━━ Document text ━━

I know all societies function in that way to some extent, but I think it's just particularly pronounced in Ireland. In the year I was born, in 1958, Ireland was doing the sort of thing you usually do with a bloody revolution, but doing it kind of pretending it wasn't really doing it, doing it kind of peacefully and slowly. Which was essentially deciding to be modern, to undergo this process of modernity, which in many ways it had missed out on — and it was going to do that by importing it. 

So the other story — I think it's obviously fascinating to those of us who are Irish or of Irish extraction, but it's also interesting in terms of globalization, whatever we mean by that. You have this society which is the great outlier in Western Europe, the backwater, the place that even missed out on the 1950s postwar boom, and it rapidly becomes one of the most economically globalized places on earth. And over the course of that process, it manages to sort of hold itself together by not facing what was happening, by pretending it was still the most Catholic country in the world and that we all still lived by a certain kind of code. 

So for most of my lifetime, you could not legally buy contraceptives in Ireland. For most of my lifetime, you could not get divorced. Never mind abortion being subject to life imprisonment from the moment of conception, all that stuff. So Ireland maintained, for a very long time, this symbolic sense of itself as being exceptionally holy while at the same time desperately trying to be like everybody else and to enjoy sex and money and consumerism and all those kind of things that Irish people really wanted.

━━━

* Exercise requirements:
• A. Print the passage on modern Ireland from "So the other" up to and including "kind of code.", copying it word for word.
• B. According to the passage on modern Ireland, what could people not legally buy in Ireland for most of the speaker's lifetime?
• C. Translate this sentence from the passage on modern Ireland into Spanish: "For most of my lifetime, you could not get divorced."

━━ Data listing ━━

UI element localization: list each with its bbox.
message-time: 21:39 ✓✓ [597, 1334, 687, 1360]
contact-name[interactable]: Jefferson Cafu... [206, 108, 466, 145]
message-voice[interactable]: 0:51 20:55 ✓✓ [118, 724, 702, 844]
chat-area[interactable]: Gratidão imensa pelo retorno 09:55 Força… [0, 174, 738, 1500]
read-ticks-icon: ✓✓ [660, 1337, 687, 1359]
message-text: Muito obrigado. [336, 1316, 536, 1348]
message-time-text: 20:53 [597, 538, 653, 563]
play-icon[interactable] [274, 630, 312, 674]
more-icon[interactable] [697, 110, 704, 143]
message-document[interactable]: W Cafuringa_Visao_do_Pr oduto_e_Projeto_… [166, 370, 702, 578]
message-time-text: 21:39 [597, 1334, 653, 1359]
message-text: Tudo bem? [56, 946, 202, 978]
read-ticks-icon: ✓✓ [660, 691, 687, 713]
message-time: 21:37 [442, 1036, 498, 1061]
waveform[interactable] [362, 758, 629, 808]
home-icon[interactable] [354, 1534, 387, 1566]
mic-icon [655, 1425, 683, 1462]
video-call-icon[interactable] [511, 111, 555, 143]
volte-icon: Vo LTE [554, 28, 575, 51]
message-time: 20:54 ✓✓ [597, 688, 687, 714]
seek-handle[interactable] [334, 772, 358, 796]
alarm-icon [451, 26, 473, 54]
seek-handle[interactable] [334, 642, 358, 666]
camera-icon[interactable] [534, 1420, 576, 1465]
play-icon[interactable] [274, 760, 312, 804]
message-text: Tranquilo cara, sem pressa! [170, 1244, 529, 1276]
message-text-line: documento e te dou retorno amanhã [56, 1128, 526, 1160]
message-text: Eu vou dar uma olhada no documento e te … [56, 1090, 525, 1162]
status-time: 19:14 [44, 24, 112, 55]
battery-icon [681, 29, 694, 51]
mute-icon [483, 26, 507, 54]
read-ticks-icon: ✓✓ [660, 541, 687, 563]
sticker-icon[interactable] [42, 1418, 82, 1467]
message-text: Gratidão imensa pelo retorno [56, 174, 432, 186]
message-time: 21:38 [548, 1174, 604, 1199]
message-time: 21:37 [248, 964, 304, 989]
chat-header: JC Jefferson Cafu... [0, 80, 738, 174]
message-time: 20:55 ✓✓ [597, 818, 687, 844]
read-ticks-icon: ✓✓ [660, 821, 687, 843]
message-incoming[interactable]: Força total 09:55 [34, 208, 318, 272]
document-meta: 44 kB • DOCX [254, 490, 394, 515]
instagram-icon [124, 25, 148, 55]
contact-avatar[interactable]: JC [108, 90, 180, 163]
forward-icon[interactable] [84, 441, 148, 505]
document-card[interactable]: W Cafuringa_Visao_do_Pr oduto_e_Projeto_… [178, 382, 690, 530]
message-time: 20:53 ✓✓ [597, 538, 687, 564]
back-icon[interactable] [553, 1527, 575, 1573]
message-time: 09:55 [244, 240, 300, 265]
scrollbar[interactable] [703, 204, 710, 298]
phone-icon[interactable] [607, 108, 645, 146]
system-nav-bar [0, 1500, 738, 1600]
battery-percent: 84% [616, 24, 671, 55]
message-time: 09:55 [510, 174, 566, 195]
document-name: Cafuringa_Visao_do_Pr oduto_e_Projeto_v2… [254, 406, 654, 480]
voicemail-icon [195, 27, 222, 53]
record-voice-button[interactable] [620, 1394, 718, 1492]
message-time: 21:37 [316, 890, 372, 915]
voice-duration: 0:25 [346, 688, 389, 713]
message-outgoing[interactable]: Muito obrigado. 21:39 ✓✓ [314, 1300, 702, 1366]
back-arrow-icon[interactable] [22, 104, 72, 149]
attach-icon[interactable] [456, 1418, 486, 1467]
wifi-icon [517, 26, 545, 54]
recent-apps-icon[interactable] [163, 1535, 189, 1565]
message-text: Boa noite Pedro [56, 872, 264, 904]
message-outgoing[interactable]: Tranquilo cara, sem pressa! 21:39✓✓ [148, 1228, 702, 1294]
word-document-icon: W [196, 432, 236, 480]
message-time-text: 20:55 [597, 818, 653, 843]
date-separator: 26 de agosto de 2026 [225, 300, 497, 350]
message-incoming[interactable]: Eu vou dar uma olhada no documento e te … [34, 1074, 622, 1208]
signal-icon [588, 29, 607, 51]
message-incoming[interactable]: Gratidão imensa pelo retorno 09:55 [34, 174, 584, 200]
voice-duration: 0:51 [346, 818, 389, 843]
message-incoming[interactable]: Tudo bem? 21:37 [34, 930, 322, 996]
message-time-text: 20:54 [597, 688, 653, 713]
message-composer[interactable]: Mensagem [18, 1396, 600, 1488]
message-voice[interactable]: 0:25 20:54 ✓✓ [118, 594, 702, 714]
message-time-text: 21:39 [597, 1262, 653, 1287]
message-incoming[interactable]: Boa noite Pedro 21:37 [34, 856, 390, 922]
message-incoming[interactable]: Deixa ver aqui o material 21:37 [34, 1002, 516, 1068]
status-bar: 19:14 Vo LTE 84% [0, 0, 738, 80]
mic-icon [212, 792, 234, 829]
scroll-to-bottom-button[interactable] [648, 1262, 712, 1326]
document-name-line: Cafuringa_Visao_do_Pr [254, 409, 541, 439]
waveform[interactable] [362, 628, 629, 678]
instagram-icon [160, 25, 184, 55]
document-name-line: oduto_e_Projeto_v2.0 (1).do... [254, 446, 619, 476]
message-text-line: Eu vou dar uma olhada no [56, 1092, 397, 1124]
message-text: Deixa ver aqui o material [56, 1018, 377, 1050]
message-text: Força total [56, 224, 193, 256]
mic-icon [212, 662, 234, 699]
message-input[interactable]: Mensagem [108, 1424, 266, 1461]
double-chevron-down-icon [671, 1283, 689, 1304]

━━━

* Task-by-task outputs:
• A.
So the other story — I think it's obviously fascinating to those of us who are Irish or of Irish extraction, but it's also interesting in terms of globalization, whatever we mean by that. You have this society which is the great outlier in Western Europe, the backwater, the place that even missed out on the 1950s postwar boom, and it rapidly becomes one of the most economically globalized places on earth. And over the course of that process, it manages to sort of hold itself together by not facing what was happening, by pretending it was still the most Catholic country in the world and that we all still lived by a certain kind of code.

• B. Contraceptives.

• C. Durante la mayor parte de mi vida, no era posible divorciarse.